§ **Objective**
Check each line of the entries below for the string "instructions"; copy every line where it appears.

▬▬▬▬▬▬▬▬▬▬

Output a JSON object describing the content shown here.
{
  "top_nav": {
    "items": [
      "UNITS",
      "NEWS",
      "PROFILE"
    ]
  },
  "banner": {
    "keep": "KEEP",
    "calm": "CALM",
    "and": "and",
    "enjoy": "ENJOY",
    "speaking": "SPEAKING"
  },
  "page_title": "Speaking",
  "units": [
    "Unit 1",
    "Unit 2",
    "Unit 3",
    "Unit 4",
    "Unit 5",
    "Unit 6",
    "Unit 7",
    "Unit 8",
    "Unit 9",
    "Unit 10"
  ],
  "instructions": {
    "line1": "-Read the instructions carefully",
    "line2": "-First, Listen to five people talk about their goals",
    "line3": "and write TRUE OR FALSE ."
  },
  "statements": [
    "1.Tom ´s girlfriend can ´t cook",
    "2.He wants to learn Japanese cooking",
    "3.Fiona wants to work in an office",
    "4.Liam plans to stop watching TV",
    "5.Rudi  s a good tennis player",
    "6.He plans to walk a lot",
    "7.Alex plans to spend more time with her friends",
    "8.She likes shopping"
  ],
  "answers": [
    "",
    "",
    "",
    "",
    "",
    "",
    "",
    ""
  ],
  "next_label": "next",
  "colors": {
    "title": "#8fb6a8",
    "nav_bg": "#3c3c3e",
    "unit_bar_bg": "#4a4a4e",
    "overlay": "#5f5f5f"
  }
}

▬▬▬▬▬▬▬▬▬▬

§ **Solution below**
  "instructions": {
    "line1": "-Read the instructions carefully",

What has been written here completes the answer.